[Exercise brief]: Every entry below should be repeated exactly; the pictures should not.

Excerpts from a figure dataset:
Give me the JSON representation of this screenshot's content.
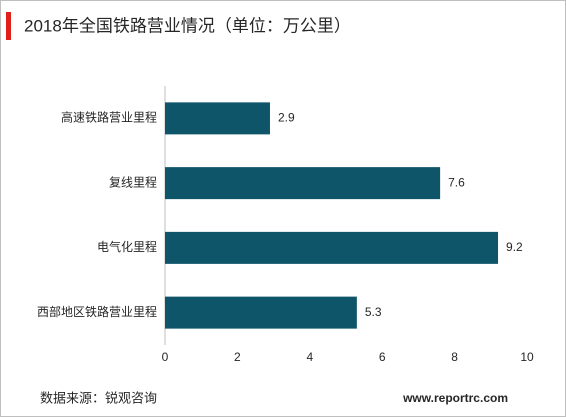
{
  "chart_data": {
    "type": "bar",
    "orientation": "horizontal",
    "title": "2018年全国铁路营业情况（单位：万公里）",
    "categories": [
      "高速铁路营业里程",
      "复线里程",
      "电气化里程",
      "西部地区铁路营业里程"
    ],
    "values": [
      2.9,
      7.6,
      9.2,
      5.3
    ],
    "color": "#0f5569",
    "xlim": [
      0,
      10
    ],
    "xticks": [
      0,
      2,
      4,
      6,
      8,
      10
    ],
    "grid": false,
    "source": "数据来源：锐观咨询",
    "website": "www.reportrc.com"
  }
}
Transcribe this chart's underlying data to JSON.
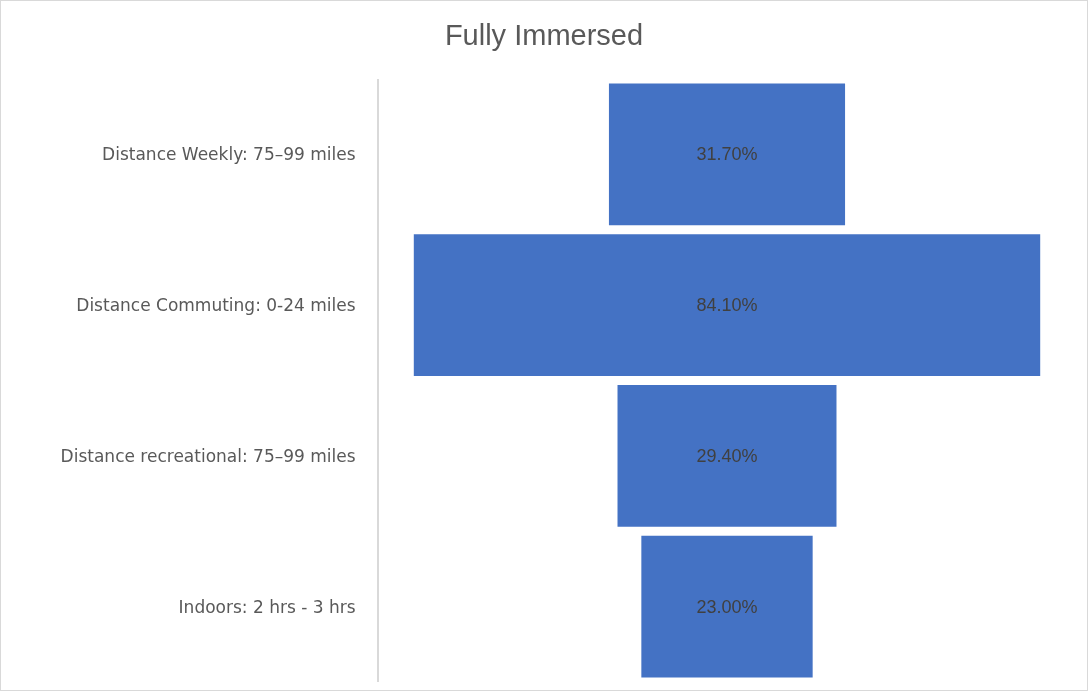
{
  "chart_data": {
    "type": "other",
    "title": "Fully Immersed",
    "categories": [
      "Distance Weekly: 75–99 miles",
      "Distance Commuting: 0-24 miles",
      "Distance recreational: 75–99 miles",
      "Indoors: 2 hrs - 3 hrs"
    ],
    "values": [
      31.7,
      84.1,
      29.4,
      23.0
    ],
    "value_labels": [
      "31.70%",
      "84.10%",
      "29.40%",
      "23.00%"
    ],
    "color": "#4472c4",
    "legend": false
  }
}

[Final result]:
Give me the JSON representation of this screenshot's content.
{
  "chart_data": {
    "type": "bar",
    "orientation": "horizontal",
    "title": "2018年全国铁路营业情况（单位：万公里）",
    "categories": [
      "高速铁路营业里程",
      "复线里程",
      "电气化里程",
      "西部地区铁路营业里程"
    ],
    "values": [
      2.9,
      7.6,
      9.2,
      5.3
    ],
    "color": "#0f5569",
    "xlim": [
      0,
      10
    ],
    "xticks": [
      0,
      2,
      4,
      6,
      8,
      10
    ],
    "grid": false,
    "source": "数据来源：锐观咨询",
    "website": "www.reportrc.com"
  }
}
Transcribe this chart's underlying data to JSON.
{
  "chart_data": {
    "type": "other",
    "title": "Fully Immersed",
    "categories": [
      "Distance Weekly: 75–99 miles",
      "Distance Commuting: 0-24 miles",
      "Distance recreational: 75–99 miles",
      "Indoors: 2 hrs - 3 hrs"
    ],
    "values": [
      31.7,
      84.1,
      29.4,
      23.0
    ],
    "value_labels": [
      "31.70%",
      "84.10%",
      "29.40%",
      "23.00%"
    ],
    "color": "#4472c4",
    "legend": false
  }
}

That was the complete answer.